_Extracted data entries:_
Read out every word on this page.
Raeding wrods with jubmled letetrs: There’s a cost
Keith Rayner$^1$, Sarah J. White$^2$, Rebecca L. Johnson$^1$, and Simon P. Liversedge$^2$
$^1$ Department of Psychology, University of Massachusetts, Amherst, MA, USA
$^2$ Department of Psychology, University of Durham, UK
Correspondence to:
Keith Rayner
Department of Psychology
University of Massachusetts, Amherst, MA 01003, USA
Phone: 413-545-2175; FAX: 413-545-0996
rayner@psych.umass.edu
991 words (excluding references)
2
...
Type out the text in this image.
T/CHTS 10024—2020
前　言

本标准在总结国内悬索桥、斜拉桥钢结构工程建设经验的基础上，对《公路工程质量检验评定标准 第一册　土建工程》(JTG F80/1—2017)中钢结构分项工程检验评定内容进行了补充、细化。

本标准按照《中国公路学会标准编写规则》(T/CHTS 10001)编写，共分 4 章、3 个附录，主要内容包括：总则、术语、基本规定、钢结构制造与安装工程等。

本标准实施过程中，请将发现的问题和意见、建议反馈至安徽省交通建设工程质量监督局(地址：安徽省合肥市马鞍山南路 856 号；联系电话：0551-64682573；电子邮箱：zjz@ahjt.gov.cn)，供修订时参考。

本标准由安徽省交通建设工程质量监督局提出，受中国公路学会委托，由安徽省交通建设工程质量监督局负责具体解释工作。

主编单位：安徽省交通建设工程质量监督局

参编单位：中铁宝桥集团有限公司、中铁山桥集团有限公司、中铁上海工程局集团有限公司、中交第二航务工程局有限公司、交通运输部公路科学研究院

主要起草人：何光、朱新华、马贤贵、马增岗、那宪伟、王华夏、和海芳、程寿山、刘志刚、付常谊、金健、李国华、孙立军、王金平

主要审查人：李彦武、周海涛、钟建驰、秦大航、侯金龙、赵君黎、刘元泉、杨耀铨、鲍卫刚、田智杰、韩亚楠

_Task:_ Tally the lines containing "Keith". Provide the number without any other words.

_Task answer:_ 2